Rows from a dataset

· · · · · · ·

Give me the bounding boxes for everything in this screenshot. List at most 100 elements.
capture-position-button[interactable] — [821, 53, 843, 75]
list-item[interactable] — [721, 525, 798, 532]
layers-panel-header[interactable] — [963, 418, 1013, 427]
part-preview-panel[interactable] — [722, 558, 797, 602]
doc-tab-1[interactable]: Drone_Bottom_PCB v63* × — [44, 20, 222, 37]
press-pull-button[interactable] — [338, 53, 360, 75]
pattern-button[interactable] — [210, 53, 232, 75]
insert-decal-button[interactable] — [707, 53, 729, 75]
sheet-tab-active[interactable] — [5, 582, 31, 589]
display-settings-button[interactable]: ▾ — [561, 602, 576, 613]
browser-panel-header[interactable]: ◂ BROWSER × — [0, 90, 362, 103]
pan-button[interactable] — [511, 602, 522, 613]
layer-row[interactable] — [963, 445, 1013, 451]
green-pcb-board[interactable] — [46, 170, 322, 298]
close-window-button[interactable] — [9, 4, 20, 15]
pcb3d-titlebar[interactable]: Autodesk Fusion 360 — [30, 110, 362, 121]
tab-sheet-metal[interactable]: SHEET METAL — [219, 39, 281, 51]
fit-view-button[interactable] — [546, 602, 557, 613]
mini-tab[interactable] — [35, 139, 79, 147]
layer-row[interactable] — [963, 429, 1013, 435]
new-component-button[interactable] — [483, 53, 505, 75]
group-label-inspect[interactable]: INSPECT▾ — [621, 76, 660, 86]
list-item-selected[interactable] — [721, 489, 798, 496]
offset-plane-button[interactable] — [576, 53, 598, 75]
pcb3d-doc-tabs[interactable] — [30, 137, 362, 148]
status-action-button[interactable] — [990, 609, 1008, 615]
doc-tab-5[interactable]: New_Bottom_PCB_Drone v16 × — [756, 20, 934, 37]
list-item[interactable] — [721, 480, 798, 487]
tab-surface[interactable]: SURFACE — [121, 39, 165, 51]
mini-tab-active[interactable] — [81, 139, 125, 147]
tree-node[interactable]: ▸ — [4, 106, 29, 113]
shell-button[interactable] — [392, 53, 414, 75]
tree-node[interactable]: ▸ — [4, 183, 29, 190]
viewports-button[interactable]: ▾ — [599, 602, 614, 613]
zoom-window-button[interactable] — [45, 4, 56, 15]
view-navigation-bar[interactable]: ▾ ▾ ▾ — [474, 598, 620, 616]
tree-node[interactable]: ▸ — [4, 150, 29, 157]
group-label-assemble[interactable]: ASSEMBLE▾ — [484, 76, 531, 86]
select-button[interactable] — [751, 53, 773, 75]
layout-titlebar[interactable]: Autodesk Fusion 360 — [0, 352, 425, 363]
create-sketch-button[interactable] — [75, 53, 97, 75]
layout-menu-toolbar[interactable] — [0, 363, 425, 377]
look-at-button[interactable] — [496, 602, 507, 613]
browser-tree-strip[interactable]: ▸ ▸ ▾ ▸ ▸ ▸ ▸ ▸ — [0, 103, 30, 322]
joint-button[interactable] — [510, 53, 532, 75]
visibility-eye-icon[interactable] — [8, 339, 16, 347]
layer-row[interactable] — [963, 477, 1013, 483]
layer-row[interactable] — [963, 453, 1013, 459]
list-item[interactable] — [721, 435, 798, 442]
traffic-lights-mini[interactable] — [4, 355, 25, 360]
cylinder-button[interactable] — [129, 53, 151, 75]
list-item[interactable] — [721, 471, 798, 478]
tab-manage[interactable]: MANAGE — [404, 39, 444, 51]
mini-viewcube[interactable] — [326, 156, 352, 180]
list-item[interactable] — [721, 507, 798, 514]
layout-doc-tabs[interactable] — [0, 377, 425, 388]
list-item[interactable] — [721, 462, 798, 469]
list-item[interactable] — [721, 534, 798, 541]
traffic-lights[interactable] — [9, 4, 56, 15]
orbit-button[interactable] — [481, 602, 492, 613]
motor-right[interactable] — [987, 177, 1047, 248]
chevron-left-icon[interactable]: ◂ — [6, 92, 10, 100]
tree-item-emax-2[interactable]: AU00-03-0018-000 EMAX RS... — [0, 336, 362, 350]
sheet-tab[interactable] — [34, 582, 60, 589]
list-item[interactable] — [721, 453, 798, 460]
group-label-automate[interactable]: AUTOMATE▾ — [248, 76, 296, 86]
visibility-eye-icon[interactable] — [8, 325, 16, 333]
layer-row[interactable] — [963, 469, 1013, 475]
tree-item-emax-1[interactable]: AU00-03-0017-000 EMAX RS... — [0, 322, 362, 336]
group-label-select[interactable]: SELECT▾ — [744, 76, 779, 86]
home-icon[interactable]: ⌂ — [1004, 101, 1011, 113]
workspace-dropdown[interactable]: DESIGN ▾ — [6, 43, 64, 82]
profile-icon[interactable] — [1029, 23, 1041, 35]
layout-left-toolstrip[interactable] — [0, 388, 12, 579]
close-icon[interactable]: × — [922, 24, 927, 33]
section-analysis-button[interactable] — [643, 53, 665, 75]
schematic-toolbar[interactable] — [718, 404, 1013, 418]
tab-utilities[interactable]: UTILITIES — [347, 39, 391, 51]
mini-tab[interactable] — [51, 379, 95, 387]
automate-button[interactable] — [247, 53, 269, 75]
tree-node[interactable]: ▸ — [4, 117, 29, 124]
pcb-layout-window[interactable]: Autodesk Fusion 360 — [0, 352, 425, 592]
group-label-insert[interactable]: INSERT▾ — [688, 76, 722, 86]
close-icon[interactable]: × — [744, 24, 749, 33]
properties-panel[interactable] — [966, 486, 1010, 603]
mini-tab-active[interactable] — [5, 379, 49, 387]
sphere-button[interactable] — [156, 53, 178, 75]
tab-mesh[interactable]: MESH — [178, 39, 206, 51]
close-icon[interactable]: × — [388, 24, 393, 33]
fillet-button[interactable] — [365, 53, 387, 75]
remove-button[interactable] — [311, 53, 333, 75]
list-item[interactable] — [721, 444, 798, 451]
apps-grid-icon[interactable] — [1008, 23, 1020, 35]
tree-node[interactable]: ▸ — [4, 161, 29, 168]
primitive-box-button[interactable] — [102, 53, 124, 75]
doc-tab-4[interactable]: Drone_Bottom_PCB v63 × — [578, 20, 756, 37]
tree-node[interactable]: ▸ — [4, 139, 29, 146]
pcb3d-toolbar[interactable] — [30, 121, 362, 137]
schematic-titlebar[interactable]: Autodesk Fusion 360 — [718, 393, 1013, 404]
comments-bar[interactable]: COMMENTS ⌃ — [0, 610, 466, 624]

· · · · · · ·

Please return every line above exactly as it appears, with no changes.

» **Output below**:
Give me the bounding boxes for everything in this screenshot. List at most 100 elements.
capture-position-button[interactable] — [821, 53, 843, 75]
list-item[interactable] — [721, 525, 798, 532]
layers-panel-header[interactable] — [963, 418, 1013, 427]
part-preview-panel[interactable] — [722, 558, 797, 602]
doc-tab-1[interactable]: Drone_Bottom_PCB v63* × — [44, 20, 222, 37]
press-pull-button[interactable] — [338, 53, 360, 75]
pattern-button[interactable] — [210, 53, 232, 75]
insert-decal-button[interactable] — [707, 53, 729, 75]
sheet-tab-active[interactable] — [5, 582, 31, 589]
display-settings-button[interactable]: ▾ — [561, 602, 576, 613]
browser-panel-header[interactable]: ◂ BROWSER × — [0, 90, 362, 103]
pan-button[interactable] — [511, 602, 522, 613]
layer-row[interactable] — [963, 445, 1013, 451]
green-pcb-board[interactable] — [46, 170, 322, 298]
close-window-button[interactable] — [9, 4, 20, 15]
pcb3d-titlebar[interactable]: Autodesk Fusion 360 — [30, 110, 362, 121]
tab-sheet-metal[interactable]: SHEET METAL — [219, 39, 281, 51]
fit-view-button[interactable] — [546, 602, 557, 613]
mini-tab[interactable] — [35, 139, 79, 147]
layer-row[interactable] — [963, 429, 1013, 435]
new-component-button[interactable] — [483, 53, 505, 75]
group-label-inspect[interactable]: INSPECT▾ — [621, 76, 660, 86]
list-item-selected[interactable] — [721, 489, 798, 496]
offset-plane-button[interactable] — [576, 53, 598, 75]
pcb3d-doc-tabs[interactable] — [30, 137, 362, 148]
status-action-button[interactable] — [990, 609, 1008, 615]
doc-tab-5[interactable]: New_Bottom_PCB_Drone v16 × — [756, 20, 934, 37]
list-item[interactable] — [721, 480, 798, 487]
tab-surface[interactable]: SURFACE — [121, 39, 165, 51]
mini-tab-active[interactable] — [81, 139, 125, 147]
tree-node[interactable]: ▸ — [4, 106, 29, 113]
shell-button[interactable] — [392, 53, 414, 75]
tree-node[interactable]: ▸ — [4, 183, 29, 190]
viewports-button[interactable]: ▾ — [599, 602, 614, 613]
zoom-window-button[interactable] — [45, 4, 56, 15]
view-navigation-bar[interactable]: ▾ ▾ ▾ — [474, 598, 620, 616]
tree-node[interactable]: ▸ — [4, 150, 29, 157]
group-label-assemble[interactable]: ASSEMBLE▾ — [484, 76, 531, 86]
select-button[interactable] — [751, 53, 773, 75]
layout-titlebar[interactable]: Autodesk Fusion 360 — [0, 352, 425, 363]
create-sketch-button[interactable] — [75, 53, 97, 75]
layout-menu-toolbar[interactable] — [0, 363, 425, 377]
look-at-button[interactable] — [496, 602, 507, 613]
browser-tree-strip[interactable]: ▸ ▸ ▾ ▸ ▸ ▸ ▸ ▸ — [0, 103, 30, 322]
joint-button[interactable] — [510, 53, 532, 75]
visibility-eye-icon[interactable] — [8, 339, 16, 347]
layer-row[interactable] — [963, 477, 1013, 483]
layer-row[interactable] — [963, 453, 1013, 459]
list-item[interactable] — [721, 435, 798, 442]
traffic-lights-mini[interactable] — [4, 355, 25, 360]
cylinder-button[interactable] — [129, 53, 151, 75]
list-item[interactable] — [721, 471, 798, 478]
tab-manage[interactable]: MANAGE — [404, 39, 444, 51]
mini-viewcube[interactable] — [326, 156, 352, 180]
list-item[interactable] — [721, 507, 798, 514]
layout-doc-tabs[interactable] — [0, 377, 425, 388]
list-item[interactable] — [721, 462, 798, 469]
list-item[interactable] — [721, 534, 798, 541]
traffic-lights[interactable] — [9, 4, 56, 15]
orbit-button[interactable] — [481, 602, 492, 613]
motor-right[interactable] — [987, 177, 1047, 248]
chevron-left-icon[interactable]: ◂ — [6, 92, 10, 100]
tree-item-emax-2[interactable]: AU00-03-0018-000 EMAX RS... — [0, 336, 362, 350]
sheet-tab[interactable] — [34, 582, 60, 589]
list-item[interactable] — [721, 453, 798, 460]
group-label-automate[interactable]: AUTOMATE▾ — [248, 76, 296, 86]
visibility-eye-icon[interactable] — [8, 325, 16, 333]
layer-row[interactable] — [963, 469, 1013, 475]
tree-item-emax-1[interactable]: AU00-03-0017-000 EMAX RS... — [0, 322, 362, 336]
group-label-select[interactable]: SELECT▾ — [744, 76, 779, 86]
home-icon[interactable]: ⌂ — [1004, 101, 1011, 113]
workspace-dropdown[interactable]: DESIGN ▾ — [6, 43, 64, 82]
profile-icon[interactable] — [1029, 23, 1041, 35]
layout-left-toolstrip[interactable] — [0, 388, 12, 579]
close-icon[interactable]: × — [922, 24, 927, 33]
section-analysis-button[interactable] — [643, 53, 665, 75]
schematic-toolbar[interactable] — [718, 404, 1013, 418]
tab-utilities[interactable]: UTILITIES — [347, 39, 391, 51]
mini-tab[interactable] — [51, 379, 95, 387]
automate-button[interactable] — [247, 53, 269, 75]
tree-node[interactable]: ▸ — [4, 117, 29, 124]
pcb-layout-window[interactable]: Autodesk Fusion 360 — [0, 352, 425, 592]
group-label-insert[interactable]: INSERT▾ — [688, 76, 722, 86]
close-icon[interactable]: × — [744, 24, 749, 33]
properties-panel[interactable] — [966, 486, 1010, 603]
mini-tab-active[interactable] — [5, 379, 49, 387]
sphere-button[interactable] — [156, 53, 178, 75]
tab-mesh[interactable]: MESH — [178, 39, 206, 51]
close-icon[interactable]: × — [388, 24, 393, 33]
fillet-button[interactable] — [365, 53, 387, 75]
remove-button[interactable] — [311, 53, 333, 75]
list-item[interactable] — [721, 444, 798, 451]
apps-grid-icon[interactable] — [1008, 23, 1020, 35]
tree-node[interactable]: ▸ — [4, 161, 29, 168]
primitive-box-button[interactable] — [102, 53, 124, 75]
doc-tab-4[interactable]: Drone_Bottom_PCB v63 × — [578, 20, 756, 37]
tree-node[interactable]: ▸ — [4, 139, 29, 146]
pcb3d-toolbar[interactable] — [30, 121, 362, 137]
schematic-titlebar[interactable]: Autodesk Fusion 360 — [718, 393, 1013, 404]
comments-bar[interactable]: COMMENTS ⌃ — [0, 610, 466, 624]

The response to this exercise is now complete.